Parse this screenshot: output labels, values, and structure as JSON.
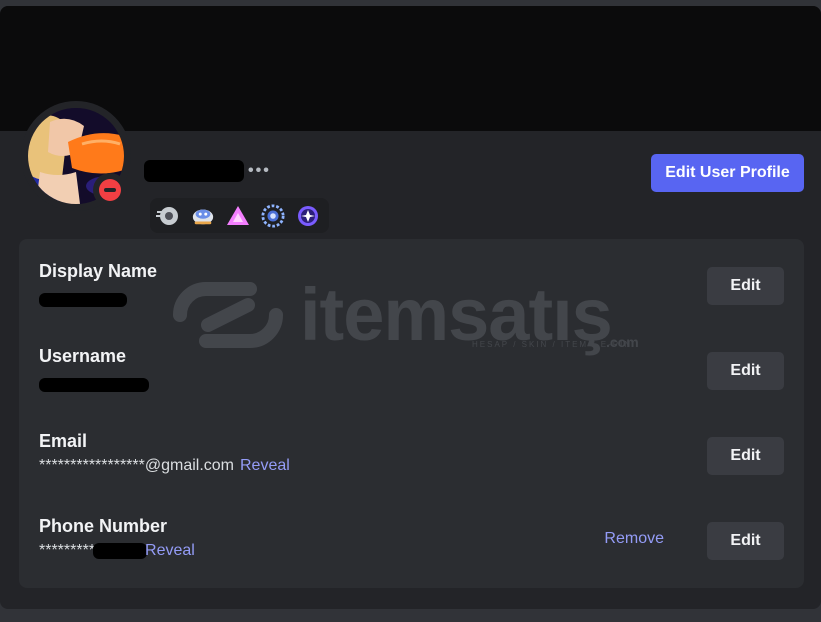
{
  "profile": {
    "edit_profile_label": "Edit User Profile",
    "more_label": "•••",
    "badges": [
      "hypesquad-icon",
      "quest-icon",
      "nitro-triangle-icon",
      "laurel-icon",
      "orb-icon"
    ],
    "status": "do-not-disturb"
  },
  "account": {
    "display_name": {
      "label": "Display Name",
      "edit_label": "Edit"
    },
    "username": {
      "label": "Username",
      "edit_label": "Edit"
    },
    "email": {
      "label": "Email",
      "value": "*****************@gmail.com",
      "reveal_label": "Reveal",
      "edit_label": "Edit"
    },
    "phone": {
      "label": "Phone Number",
      "value": "*********",
      "reveal_label": "Reveal",
      "remove_label": "Remove",
      "edit_label": "Edit"
    }
  },
  "watermark": {
    "text": "itemsatış",
    "subtext": "HESAP / SKIN / ITEM / E-PIN",
    "suffix": ".com"
  },
  "colors": {
    "accent": "#5865f2",
    "link": "#949cf7",
    "dnd": "#f23f43",
    "panel": "#2b2d31",
    "card": "#232428"
  }
}
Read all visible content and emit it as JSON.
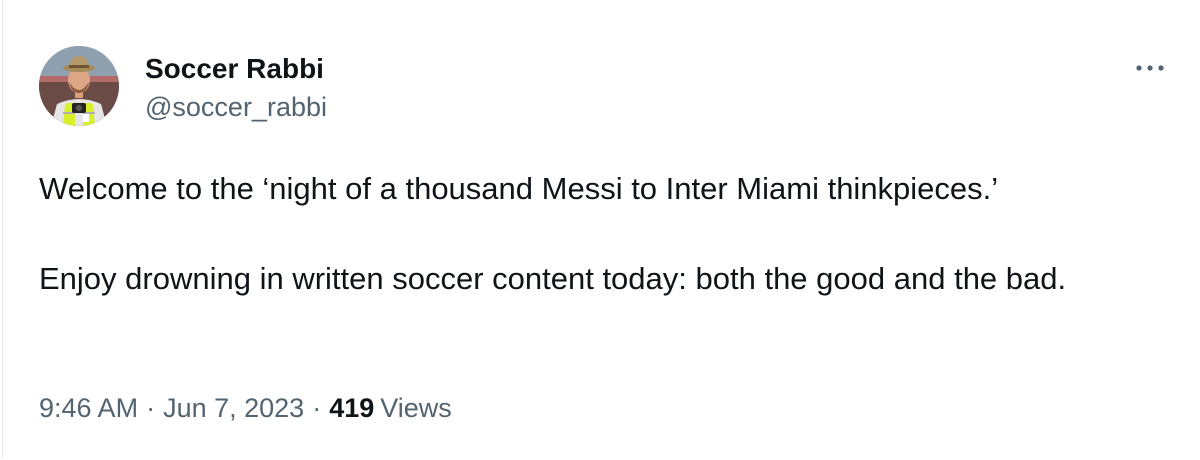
{
  "tweet": {
    "author": {
      "display_name": "Soccer Rabbi",
      "handle": "@soccer_rabbi",
      "avatar_icon": "profile-photo"
    },
    "more_icon": "more-options-icon",
    "text": {
      "paragraph_1": "Welcome to the ‘night of a thousand Messi to Inter Miami thinkpieces.’",
      "paragraph_2": "Enjoy drowning in written soccer content today: both the good and the bad."
    },
    "meta": {
      "time": "9:46 AM",
      "date": "Jun 7, 2023",
      "separator": "·",
      "views_count": "419",
      "views_label": "Views"
    }
  },
  "colors": {
    "text_primary": "#0f1419",
    "text_secondary": "#536471",
    "background": "#ffffff"
  }
}
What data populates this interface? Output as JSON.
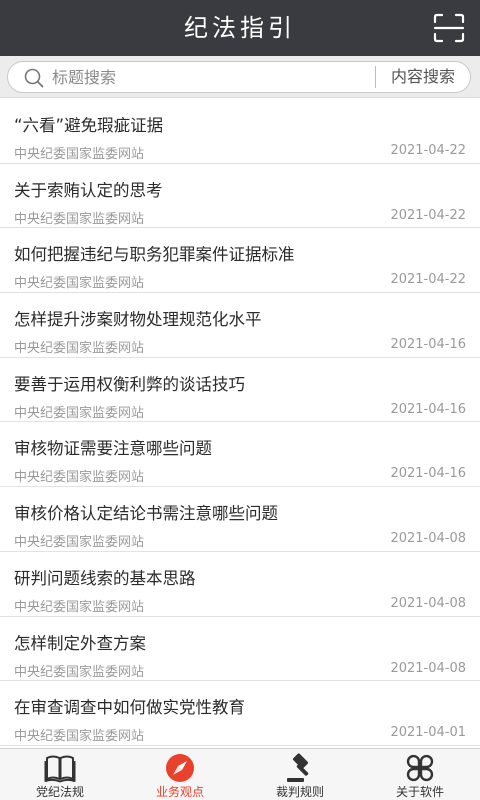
{
  "app_title": "纪法指引",
  "search": {
    "placeholder": "标题搜索",
    "content_search_label": "内容搜索"
  },
  "articles": [
    {
      "title": "“六看”避免瑕疵证据",
      "source": "中央纪委国家监委网站",
      "date": "2021-04-22"
    },
    {
      "title": "关于索贿认定的思考",
      "source": "中央纪委国家监委网站",
      "date": "2021-04-22"
    },
    {
      "title": "如何把握违纪与职务犯罪案件证据标准",
      "source": "中央纪委国家监委网站",
      "date": "2021-04-22"
    },
    {
      "title": "怎样提升涉案财物处理规范化水平",
      "source": "中央纪委国家监委网站",
      "date": "2021-04-16"
    },
    {
      "title": "要善于运用权衡利弊的谈话技巧",
      "source": "中央纪委国家监委网站",
      "date": "2021-04-16"
    },
    {
      "title": "审核物证需要注意哪些问题",
      "source": "中央纪委国家监委网站",
      "date": "2021-04-16"
    },
    {
      "title": "审核价格认定结论书需注意哪些问题",
      "source": "中央纪委国家监委网站",
      "date": "2021-04-08"
    },
    {
      "title": "研判问题线索的基本思路",
      "source": "中央纪委国家监委网站",
      "date": "2021-04-08"
    },
    {
      "title": "怎样制定外查方案",
      "source": "中央纪委国家监委网站",
      "date": "2021-04-08"
    },
    {
      "title": "在审查调查中如何做实党性教育",
      "source": "中央纪委国家监委网站",
      "date": "2021-04-01"
    }
  ],
  "tabs": [
    {
      "label": "党纪法规",
      "icon": "book-icon"
    },
    {
      "label": "业务观点",
      "icon": "compass-icon"
    },
    {
      "label": "裁判规则",
      "icon": "gavel-icon"
    },
    {
      "label": "关于软件",
      "icon": "clover-icon"
    }
  ],
  "active_tab": "业务观点",
  "colors": {
    "header_bg": "#3a3b40",
    "active_tab": "#e8412c",
    "search_bar_bg": "#ececec"
  }
}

----------

Every entry above is to be set down exactly; the pictures are to be left out.

FULL ANSWER:
Parse this screenshot: output labels, values, and structure as JSON.
{
  "profile": {
    "edit_profile_label": "Edit User Profile",
    "more_label": "•••",
    "badges": [
      "hypesquad-icon",
      "quest-icon",
      "nitro-triangle-icon",
      "laurel-icon",
      "orb-icon"
    ],
    "status": "do-not-disturb"
  },
  "account": {
    "display_name": {
      "label": "Display Name",
      "edit_label": "Edit"
    },
    "username": {
      "label": "Username",
      "edit_label": "Edit"
    },
    "email": {
      "label": "Email",
      "value": "*****************@gmail.com",
      "reveal_label": "Reveal",
      "edit_label": "Edit"
    },
    "phone": {
      "label": "Phone Number",
      "value": "*********",
      "reveal_label": "Reveal",
      "remove_label": "Remove",
      "edit_label": "Edit"
    }
  },
  "watermark": {
    "text": "itemsatış",
    "subtext": "HESAP / SKIN / ITEM / E-PIN",
    "suffix": ".com"
  },
  "colors": {
    "accent": "#5865f2",
    "link": "#949cf7",
    "dnd": "#f23f43",
    "panel": "#2b2d31",
    "card": "#232428"
  }
}
Read all visible content and emit it as JSON.
{
  "tweet": {
    "author": {
      "display_name": "Soccer Rabbi",
      "handle": "@soccer_rabbi",
      "avatar_icon": "profile-photo"
    },
    "more_icon": "more-options-icon",
    "text": {
      "paragraph_1": "Welcome to the ‘night of a thousand Messi to Inter Miami thinkpieces.’",
      "paragraph_2": "Enjoy drowning in written soccer content today: both the good and the bad."
    },
    "meta": {
      "time": "9:46 AM",
      "date": "Jun 7, 2023",
      "separator": "·",
      "views_count": "419",
      "views_label": "Views"
    }
  },
  "colors": {
    "text_primary": "#0f1419",
    "text_secondary": "#536471",
    "background": "#ffffff"
  }
}
What data populates this interface? Output as JSON.
{
  "app_title": "纪法指引",
  "search": {
    "placeholder": "标题搜索",
    "content_search_label": "内容搜索"
  },
  "articles": [
    {
      "title": "“六看”避免瑕疵证据",
      "source": "中央纪委国家监委网站",
      "date": "2021-04-22"
    },
    {
      "title": "关于索贿认定的思考",
      "source": "中央纪委国家监委网站",
      "date": "2021-04-22"
    },
    {
      "title": "如何把握违纪与职务犯罪案件证据标准",
      "source": "中央纪委国家监委网站",
      "date": "2021-04-22"
    },
    {
      "title": "怎样提升涉案财物处理规范化水平",
      "source": "中央纪委国家监委网站",
      "date": "2021-04-16"
    },
    {
      "title": "要善于运用权衡利弊的谈话技巧",
      "source": "中央纪委国家监委网站",
      "date": "2021-04-16"
    },
    {
      "title": "审核物证需要注意哪些问题",
      "source": "中央纪委国家监委网站",
      "date": "2021-04-16"
    },
    {
      "title": "审核价格认定结论书需注意哪些问题",
      "source": "中央纪委国家监委网站",
      "date": "2021-04-08"
    },
    {
      "title": "研判问题线索的基本思路",
      "source": "中央纪委国家监委网站",
      "date": "2021-04-08"
    },
    {
      "title": "怎样制定外查方案",
      "source": "中央纪委国家监委网站",
      "date": "2021-04-08"
    },
    {
      "title": "在审查调查中如何做实党性教育",
      "source": "中央纪委国家监委网站",
      "date": "2021-04-01"
    }
  ],
  "tabs": [
    {
      "label": "党纪法规",
      "icon": "book-icon"
    },
    {
      "label": "业务观点",
      "icon": "compass-icon"
    },
    {
      "label": "裁判规则",
      "icon": "gavel-icon"
    },
    {
      "label": "关于软件",
      "icon": "clover-icon"
    }
  ],
  "active_tab": "业务观点",
  "colors": {
    "header_bg": "#3a3b40",
    "active_tab": "#e8412c",
    "search_bar_bg": "#ececec"
  }
}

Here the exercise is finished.